# Dual Coil Unit



## Jan Bike (23/2/15)

Good morning. Advise please. I have the EVOD that operate on the single coil. Will the dual coil work on this device? 
Thank you.
Jannie


----------



## MurderDoll (23/2/15)

Couldn't resist.

Yeah. It depends which dual coil cleoromiser your wanting to use with it.


----------



## Jan Bike (23/2/15)

Zodd said:


> Couldn't resist.
> 
> Yeah. It depends which dual coil cleoromiser your wanting to use with it.


Tanks Zodd as I said the cleoromiser that I have is the original that came with the kit. The single coil model!


----------



## Andre (23/2/15)

It should work, but probably not very satisfactory. Dual coils like to have more power to drive it.


----------



## Jan Bike (23/2/15)

Andre said:


> It should work, but probably not very satisfactory. Dual coils like to have more power to drive it.


Thanks Andre that said I do have the Vision spinner 2 battery. The EVOD clearomiser fit on it. Could that be the solution?

Dataset:

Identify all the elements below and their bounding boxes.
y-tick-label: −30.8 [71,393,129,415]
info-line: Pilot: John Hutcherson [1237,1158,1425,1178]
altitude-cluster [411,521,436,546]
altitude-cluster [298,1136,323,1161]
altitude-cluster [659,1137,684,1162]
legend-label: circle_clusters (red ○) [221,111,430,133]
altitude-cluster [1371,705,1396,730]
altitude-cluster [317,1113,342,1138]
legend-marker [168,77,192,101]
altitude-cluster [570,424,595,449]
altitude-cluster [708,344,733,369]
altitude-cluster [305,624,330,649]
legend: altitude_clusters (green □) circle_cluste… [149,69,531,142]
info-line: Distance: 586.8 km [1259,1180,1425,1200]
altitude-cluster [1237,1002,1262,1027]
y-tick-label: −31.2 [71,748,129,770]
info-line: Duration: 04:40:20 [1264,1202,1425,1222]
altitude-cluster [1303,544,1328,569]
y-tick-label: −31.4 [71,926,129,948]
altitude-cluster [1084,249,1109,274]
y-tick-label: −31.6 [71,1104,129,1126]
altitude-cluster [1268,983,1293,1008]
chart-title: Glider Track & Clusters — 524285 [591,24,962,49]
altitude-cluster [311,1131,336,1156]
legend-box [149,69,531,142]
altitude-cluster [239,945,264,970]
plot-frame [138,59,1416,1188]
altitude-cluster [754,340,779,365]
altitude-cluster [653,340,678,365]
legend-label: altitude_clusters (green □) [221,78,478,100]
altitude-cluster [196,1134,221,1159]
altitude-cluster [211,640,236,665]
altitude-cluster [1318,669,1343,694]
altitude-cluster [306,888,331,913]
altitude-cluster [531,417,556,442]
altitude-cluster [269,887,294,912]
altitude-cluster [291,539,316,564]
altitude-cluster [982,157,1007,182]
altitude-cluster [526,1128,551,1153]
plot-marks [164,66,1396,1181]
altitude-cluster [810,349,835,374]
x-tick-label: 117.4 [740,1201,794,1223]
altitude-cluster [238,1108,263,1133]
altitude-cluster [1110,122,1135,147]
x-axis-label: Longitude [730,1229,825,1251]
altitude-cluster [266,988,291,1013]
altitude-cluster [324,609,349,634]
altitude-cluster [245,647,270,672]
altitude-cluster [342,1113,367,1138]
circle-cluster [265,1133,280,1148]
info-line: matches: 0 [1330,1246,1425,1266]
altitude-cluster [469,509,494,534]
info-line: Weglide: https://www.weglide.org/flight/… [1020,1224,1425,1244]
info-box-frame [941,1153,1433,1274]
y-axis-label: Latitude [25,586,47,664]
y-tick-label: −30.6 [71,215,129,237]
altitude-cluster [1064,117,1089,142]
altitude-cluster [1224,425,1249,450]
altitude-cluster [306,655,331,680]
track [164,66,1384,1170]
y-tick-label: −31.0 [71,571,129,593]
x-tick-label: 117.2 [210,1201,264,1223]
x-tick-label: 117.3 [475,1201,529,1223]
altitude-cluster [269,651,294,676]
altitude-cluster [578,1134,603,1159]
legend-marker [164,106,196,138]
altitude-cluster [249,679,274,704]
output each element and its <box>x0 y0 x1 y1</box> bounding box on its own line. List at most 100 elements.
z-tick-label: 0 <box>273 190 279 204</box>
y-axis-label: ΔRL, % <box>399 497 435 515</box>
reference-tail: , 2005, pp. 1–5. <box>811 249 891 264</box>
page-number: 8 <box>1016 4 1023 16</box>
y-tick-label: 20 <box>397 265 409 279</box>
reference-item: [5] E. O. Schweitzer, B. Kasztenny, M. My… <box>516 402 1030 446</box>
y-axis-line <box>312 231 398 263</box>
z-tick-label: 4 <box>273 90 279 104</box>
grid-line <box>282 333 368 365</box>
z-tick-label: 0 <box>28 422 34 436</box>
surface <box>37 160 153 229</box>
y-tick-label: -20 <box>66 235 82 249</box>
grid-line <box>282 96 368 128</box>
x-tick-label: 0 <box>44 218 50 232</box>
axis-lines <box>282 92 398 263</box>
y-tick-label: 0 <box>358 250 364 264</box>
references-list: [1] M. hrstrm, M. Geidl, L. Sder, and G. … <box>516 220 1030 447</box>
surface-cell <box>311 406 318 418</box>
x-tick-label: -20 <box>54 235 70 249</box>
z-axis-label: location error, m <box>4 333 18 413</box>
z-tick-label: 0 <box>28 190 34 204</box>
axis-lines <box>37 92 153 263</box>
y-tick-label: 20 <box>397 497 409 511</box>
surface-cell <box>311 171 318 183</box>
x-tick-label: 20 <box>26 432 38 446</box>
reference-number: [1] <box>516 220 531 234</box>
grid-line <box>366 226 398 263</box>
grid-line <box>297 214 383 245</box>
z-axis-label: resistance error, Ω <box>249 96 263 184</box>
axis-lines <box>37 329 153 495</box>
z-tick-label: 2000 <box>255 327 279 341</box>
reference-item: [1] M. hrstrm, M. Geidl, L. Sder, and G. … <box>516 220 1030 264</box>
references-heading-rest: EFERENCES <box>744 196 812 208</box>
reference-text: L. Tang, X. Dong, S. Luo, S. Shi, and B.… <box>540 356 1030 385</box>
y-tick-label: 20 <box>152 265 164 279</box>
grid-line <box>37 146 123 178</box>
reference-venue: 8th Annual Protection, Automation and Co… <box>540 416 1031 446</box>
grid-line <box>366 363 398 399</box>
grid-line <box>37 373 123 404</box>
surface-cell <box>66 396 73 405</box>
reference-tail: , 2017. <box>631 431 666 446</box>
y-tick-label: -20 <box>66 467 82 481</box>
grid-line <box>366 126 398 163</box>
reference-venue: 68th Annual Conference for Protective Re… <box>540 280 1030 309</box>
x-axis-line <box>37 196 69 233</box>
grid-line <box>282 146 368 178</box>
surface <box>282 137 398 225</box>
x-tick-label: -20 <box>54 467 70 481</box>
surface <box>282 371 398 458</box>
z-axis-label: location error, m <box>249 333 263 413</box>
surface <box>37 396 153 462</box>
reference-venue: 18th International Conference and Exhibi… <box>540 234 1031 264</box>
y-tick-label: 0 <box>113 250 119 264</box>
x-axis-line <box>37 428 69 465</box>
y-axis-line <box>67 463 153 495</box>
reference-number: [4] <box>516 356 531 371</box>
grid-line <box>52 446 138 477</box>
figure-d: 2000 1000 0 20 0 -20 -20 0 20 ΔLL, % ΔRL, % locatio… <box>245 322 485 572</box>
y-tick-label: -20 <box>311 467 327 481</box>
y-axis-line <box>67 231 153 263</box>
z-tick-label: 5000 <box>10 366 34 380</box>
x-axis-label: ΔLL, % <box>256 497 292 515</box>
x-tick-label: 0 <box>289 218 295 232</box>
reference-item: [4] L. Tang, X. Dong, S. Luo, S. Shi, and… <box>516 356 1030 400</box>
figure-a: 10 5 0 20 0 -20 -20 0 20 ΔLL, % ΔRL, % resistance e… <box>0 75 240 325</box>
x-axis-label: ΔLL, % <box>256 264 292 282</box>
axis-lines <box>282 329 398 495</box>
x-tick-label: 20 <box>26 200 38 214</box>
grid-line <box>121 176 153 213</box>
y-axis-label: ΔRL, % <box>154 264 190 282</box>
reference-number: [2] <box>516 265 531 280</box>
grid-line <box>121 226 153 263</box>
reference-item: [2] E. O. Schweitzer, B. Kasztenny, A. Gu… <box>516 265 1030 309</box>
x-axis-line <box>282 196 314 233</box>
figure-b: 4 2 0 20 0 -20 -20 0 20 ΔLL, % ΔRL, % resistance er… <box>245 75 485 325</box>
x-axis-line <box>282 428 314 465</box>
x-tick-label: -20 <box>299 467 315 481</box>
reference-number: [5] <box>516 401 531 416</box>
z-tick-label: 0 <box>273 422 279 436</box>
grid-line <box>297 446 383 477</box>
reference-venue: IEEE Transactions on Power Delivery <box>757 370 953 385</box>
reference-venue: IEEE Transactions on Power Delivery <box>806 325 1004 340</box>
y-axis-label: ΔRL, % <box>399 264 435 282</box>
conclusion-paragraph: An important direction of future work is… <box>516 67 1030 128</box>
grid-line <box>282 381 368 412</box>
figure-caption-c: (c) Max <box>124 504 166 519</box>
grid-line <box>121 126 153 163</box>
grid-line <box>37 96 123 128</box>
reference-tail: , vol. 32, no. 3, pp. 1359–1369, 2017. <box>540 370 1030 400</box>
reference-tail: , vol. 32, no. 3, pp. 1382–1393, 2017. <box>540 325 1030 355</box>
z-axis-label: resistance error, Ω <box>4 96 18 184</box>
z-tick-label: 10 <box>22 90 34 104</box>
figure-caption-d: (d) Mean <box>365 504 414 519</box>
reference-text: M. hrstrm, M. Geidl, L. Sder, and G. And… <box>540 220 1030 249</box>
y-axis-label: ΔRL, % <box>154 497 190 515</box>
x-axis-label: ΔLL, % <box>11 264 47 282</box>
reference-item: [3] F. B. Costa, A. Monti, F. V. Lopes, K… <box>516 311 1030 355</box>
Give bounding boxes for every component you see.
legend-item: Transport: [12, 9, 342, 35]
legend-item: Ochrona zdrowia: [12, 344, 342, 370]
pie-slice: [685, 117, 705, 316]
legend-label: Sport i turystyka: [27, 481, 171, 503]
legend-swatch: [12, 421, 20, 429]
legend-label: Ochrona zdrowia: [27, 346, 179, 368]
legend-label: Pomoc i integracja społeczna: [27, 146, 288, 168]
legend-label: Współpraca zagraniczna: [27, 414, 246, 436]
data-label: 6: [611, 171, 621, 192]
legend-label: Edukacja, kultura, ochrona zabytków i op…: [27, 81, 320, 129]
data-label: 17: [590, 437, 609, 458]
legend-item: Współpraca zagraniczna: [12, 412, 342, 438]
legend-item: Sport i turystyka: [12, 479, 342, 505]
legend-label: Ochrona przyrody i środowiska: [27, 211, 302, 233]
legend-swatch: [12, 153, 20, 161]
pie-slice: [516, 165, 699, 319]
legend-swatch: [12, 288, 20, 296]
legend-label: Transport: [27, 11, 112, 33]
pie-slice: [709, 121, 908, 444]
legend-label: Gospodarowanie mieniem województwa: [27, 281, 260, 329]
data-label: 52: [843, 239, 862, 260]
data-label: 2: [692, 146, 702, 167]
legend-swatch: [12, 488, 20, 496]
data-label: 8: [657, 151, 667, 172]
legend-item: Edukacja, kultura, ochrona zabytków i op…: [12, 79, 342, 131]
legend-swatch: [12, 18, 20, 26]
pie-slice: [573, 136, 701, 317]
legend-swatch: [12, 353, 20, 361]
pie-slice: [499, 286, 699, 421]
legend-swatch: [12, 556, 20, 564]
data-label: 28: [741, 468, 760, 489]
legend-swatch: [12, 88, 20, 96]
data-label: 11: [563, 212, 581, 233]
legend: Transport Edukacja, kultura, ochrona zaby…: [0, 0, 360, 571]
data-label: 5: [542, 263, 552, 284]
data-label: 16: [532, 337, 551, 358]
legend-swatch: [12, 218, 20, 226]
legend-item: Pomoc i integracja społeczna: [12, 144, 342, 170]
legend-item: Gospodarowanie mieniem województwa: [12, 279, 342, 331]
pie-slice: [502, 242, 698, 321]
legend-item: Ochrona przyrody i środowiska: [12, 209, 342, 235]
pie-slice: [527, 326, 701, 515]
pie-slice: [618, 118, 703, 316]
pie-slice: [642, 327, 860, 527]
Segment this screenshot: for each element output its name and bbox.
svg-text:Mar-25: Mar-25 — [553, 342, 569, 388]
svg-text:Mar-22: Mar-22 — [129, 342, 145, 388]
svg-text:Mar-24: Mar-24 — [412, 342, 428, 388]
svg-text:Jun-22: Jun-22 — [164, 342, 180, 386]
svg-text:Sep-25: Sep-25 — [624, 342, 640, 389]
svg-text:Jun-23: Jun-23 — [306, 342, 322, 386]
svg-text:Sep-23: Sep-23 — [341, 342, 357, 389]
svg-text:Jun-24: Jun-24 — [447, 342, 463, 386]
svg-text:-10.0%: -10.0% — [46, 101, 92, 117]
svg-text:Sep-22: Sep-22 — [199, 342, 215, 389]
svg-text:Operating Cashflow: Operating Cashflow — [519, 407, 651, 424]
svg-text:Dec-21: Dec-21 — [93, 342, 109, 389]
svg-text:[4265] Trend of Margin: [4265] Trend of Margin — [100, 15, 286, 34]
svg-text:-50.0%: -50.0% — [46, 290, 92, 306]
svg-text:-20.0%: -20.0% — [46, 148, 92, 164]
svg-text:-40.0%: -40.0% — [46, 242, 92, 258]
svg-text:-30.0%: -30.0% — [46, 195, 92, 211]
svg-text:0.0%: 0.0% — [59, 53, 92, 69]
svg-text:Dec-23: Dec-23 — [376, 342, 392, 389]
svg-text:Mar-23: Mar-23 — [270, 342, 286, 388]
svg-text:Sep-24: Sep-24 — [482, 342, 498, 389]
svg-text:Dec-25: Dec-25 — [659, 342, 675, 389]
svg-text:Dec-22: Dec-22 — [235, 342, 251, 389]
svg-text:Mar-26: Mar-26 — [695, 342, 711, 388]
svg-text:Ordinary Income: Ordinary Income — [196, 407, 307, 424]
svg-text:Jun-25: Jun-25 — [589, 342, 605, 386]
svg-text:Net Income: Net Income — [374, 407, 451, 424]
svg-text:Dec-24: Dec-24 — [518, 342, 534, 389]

Problems to work on:
A. Reproduce verbatim the portion of the dual coil thread starting at "Good morning. Advise" and ending at "## MurderDoll (23/2/15)".
B. In the dual coil thread, which battery does Jan Bike say they have?
C. Write the next portion of the dual coil thread, continuing on from its final post.

Results for the exercise:
A.
Good morning. Advise please. I have the EVOD that operate on the single coil. Will the dual coil work on this device? 
Thank you.
Jannie


----------



## MurderDoll (23/2/15)

B. The Vision spinner 2 battery.

C.
----------



## Andre (23/2/15)

Jan Bike said:


> Thanks Andre that said I do have the Vision spinner 2 battery. The EVOD clearomiser fit on it. Could that be the solution?


So, if I understand you correctly, you want to use the dual coiled EVOD clearomizer on the Vision Spinner 2? If so, should be perfectly fine....a great combination.


----------



## Jan Bike (23/2/15)

Andre said:


> So, if I understand you correctly, you want to use the dual coiled EVOD clearomizer on the Vision Spinner 2? If so, should be perfectly fine....a great combination.


That is correct yes. I am going to try it out thank you Andre.


----------



## Jan Bike (23/2/15)

Jan Bike said:


> That is correct yes. I am going to try it out thank you Andre.


I tried it out but the dual coil is to long for the clearomiser. So back to the drawing board.


----------



## BumbleBee (23/2/15)

I think there was some confusion here. The Dual coil unit (atomizer) like the one that fits the Mini ProTank 3 will not fit the single coil EVOD1 tank/clearomizer. The single coil from the EVOD1 will however fit a Dual Coil clearomizer like the mPT3 if an extra silicon grommet/seal is added on the base of the chimney section. All of these clearomizers are EGO threaded and will fit on any battery/mod with an EGO thread.

Reactions: Agree 1


----------



## Jan Bike (23/2/15)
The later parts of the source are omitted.